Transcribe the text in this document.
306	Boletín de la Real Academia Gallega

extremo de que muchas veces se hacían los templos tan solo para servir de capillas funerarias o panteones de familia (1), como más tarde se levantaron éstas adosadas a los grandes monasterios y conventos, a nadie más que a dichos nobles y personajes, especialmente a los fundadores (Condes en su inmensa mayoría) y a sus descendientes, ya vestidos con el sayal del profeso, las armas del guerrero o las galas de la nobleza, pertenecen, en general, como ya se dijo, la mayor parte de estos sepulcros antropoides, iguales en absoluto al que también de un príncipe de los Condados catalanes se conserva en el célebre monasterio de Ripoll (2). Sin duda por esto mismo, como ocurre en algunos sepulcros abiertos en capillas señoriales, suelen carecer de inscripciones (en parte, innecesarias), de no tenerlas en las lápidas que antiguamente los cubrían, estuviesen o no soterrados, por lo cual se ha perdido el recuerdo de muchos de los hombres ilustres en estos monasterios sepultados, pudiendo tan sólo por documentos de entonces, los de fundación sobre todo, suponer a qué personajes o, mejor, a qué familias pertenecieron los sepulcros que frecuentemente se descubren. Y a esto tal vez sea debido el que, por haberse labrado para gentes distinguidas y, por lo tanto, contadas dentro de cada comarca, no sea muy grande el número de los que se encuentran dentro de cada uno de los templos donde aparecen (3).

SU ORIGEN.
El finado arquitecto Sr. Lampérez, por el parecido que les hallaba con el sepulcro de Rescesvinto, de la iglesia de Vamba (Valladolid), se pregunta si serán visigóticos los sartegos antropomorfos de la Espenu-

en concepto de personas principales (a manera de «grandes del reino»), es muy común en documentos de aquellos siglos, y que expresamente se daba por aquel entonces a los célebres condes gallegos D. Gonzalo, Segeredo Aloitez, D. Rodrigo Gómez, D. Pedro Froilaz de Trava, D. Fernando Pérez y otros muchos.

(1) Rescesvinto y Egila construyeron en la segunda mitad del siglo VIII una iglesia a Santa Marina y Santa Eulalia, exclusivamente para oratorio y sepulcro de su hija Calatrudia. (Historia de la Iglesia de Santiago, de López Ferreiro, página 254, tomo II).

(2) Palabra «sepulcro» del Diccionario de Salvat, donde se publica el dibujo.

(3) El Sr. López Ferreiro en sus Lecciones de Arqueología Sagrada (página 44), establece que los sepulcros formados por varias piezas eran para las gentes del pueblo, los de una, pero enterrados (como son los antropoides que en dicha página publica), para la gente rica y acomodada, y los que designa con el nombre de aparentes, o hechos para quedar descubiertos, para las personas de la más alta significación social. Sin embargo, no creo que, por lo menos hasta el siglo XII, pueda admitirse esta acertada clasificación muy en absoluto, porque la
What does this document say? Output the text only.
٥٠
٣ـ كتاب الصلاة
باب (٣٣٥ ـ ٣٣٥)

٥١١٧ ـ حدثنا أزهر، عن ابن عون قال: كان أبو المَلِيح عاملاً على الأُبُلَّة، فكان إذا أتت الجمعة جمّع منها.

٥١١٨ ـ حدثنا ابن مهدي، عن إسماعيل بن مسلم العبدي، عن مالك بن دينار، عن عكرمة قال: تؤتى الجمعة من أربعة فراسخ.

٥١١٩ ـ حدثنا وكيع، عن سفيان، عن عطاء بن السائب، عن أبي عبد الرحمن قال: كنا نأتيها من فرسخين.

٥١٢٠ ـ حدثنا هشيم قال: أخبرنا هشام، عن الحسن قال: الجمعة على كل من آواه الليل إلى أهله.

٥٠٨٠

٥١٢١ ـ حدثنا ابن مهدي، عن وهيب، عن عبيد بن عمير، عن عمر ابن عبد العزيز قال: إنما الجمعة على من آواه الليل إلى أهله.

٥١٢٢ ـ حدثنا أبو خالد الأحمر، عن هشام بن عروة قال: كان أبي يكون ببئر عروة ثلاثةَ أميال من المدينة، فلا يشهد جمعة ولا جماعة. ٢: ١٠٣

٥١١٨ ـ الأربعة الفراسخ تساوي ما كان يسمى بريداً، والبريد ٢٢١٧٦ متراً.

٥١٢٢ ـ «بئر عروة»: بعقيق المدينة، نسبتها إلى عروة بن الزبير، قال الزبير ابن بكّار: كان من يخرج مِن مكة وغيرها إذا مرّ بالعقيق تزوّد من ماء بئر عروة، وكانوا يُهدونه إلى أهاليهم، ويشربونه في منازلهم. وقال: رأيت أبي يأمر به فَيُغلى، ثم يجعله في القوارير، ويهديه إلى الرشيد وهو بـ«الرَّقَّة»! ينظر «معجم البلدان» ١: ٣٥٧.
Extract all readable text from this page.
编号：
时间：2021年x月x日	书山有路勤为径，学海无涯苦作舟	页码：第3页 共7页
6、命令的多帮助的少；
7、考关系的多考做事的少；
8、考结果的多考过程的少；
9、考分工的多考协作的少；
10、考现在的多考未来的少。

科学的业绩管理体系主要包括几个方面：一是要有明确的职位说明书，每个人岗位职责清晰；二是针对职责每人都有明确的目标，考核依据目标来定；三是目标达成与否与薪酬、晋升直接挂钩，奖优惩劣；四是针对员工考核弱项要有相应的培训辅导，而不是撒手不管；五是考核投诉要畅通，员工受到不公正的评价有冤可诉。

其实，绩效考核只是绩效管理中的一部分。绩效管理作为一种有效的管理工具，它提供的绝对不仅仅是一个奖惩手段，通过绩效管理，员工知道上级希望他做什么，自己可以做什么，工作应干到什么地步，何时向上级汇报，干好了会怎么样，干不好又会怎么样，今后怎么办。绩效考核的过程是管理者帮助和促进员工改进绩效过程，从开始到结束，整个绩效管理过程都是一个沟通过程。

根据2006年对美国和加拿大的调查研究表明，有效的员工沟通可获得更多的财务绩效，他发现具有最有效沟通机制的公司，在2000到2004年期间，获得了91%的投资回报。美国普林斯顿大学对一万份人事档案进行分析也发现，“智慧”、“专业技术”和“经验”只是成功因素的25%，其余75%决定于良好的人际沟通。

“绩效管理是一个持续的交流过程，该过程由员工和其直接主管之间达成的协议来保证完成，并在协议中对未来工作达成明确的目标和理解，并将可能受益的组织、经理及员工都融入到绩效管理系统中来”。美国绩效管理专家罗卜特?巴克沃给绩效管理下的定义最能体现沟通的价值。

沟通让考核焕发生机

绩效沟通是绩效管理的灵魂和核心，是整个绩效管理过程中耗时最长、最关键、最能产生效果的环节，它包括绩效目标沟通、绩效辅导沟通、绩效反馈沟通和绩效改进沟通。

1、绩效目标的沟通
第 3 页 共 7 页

◆ ◆ ◆ ◆ ◆ ◆ ◆

Short problem:
Copy all lines from the material that contain "this".

Finished task:
Transcribe the text in this document.
What does this document say? Output the text only.
Extract all readable text from this page.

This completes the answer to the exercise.